━━━ TRECHO SELECIONADO

“Quando uma cultura tem corpo, pode exercitar e trocar com outras sem correr riscos”
Ronaldo Fraga é estilista.
Você costuma dizer que virou estilista “no susto” e que nunca desejou essa carreira. Como se envolveu com a área da moda?
Nasci em Belo Horizonte há quarenta e alguns anos atrás – eu sempre esqueço. Para ser mais preciso, há quarenta e três anos atrás. Realmente, nunca pensei: “Quando crescer, vou ser estilista, vou mexer com moda”. Sempre gostei de desenhar, e numa oportunidade em que me indicaram um curso gratuito de desenho de moda no Senac, eu fui e fiz. Logo na seqüência, me foi indicado um trabalho, e eu não parei mais. Mas um lugar em que eu sempre me senti muito confortável eram as áreas relacionadas à história e cultura. Na verdade, o meu sonho era ser professor de história, pelo fato de estudar história. E por isso eu acho que, até hoje, o que eu faço a cada coleção é contar uma nova história.
O que é moda? Qual a diferença entre “fazer moda” e “fazer roupas”?
Existem poucos setores hoje tão diversos quanto o setor da moda. Em moda você fala de economia, em moda você fala de registro de um tempo, em moda você fala de história, em moda você fala de cultura, em moda você fala de inclusão ou exclusão. Mas, acima de qualquer coisa, moda, pra mim, é interpretação de texto. Esse texto pode ser o tempo em que a gente está vivendo, pode ser o texto do olhar particular de uma pessoa, pode ser o texto de uma época. Vivemos num momento muito especial da moda, e isso no mundo inteiro, porque existe, sim, essa moda dos blockbusters, da produção em série, do fast fashion, mas existe, cada vez mais, uma moda que venda mais do que roupa, uma moda que venda a cultura de um lugar, a história de um lugar, histórias de pessoas. É nesse lugar que me sinto à vontade.
Qual a importância de buscar referências na cultura brasileira e, especialmente, na cultura popular brasileira, no desenvolvimento de projetos de moda?

━━━━━━
━━━ DADOS ARMAZENADOS

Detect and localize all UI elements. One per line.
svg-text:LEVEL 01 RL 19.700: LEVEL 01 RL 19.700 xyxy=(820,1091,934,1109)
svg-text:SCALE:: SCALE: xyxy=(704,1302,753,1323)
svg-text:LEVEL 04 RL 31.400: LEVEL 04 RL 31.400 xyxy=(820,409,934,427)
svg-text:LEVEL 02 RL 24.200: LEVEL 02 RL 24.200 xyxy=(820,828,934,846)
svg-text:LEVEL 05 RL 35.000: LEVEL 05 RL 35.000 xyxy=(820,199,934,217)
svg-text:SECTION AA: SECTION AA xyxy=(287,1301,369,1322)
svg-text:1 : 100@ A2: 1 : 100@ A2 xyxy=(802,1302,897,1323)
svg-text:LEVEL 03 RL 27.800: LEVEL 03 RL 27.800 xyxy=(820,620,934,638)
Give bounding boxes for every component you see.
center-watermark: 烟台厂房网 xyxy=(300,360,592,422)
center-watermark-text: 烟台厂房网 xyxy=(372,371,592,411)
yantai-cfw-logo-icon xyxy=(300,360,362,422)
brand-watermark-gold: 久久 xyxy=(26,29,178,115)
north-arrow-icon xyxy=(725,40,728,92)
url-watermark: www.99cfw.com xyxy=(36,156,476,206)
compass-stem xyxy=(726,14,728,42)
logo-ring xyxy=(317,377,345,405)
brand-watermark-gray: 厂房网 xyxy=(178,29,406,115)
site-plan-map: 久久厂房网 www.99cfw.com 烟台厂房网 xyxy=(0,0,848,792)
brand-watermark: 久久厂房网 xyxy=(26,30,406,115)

━━━━━━

**EXERCÍCIOS PROPOSTOS:**
- A) Responda, com base na entrevista com Ronaldo Fraga:
(i) Em que cidade ele nasceu?
(ii) Que curso gratuito ele fez no Senac?
(iii) O que é moda para ele, acima de qualquer coisa?
- B) Reescreva o trecho da entrevista com Ronaldo Fraga que começa em "Qual a importância" e termina em "projetos de moda?", trocando "referências" por "inspiração".
- C) Como seguiria a entrevista com Ronaldo Fraga? Retome-a a partir do ponto em que ela para.
Os dados não são necessários para esta atividade.

**RESPOSTAS DOS EXERCÍCIOS:**
- A)
(i) Em Belo Horizonte.
(ii) Um curso de desenho de moda.
(iii) Interpretação de texto.

- B)
Qual a importância de buscar inspiração na cultura brasileira e, especialmente, na cultura popular brasileira, no desenvolvimento de projetos de moda?

- C)
Poucos países têm uma cultura tão rica como o Brasil, e não tiramos nenhum proveito disso. Sofremos da falta de apropriação de uma cultura que, como poucas, teve essa mistura mágica do branco, do negro e do índio. Eu seria capaz de fazer – e é o que procuro fazer – cem, duzentas, trezentas coleções até o fim da minha vida em que eu esteja olhando para o Brasil e sempre seja uma coisa nova. Poucos países têm a música como nós temos, poucos países têm a literatura como nós temos, poucos países têm a arte contemporânea como nós temos e poucos países têm o artesanato como o artesanato brasileiro. Seja pela colonização, seja pela ditadura – mais recentemente –, acho que herdamos um problema de apropriação dessa cultura. Superar esse problema é o grande desafio. Quando fizermos isso, nossa moda vai ser a melhor do mundo, nossa comida vai ser a melhor do mundo, vamos dar um banho. Já caminhamos muito, mas acho que ainda temos muito que caminhar.
O Brasil precisa mudar a maneira de enxergar a si próprio? É preciso enxergar de dentro para fora? Esta mudança já está ocorrendo?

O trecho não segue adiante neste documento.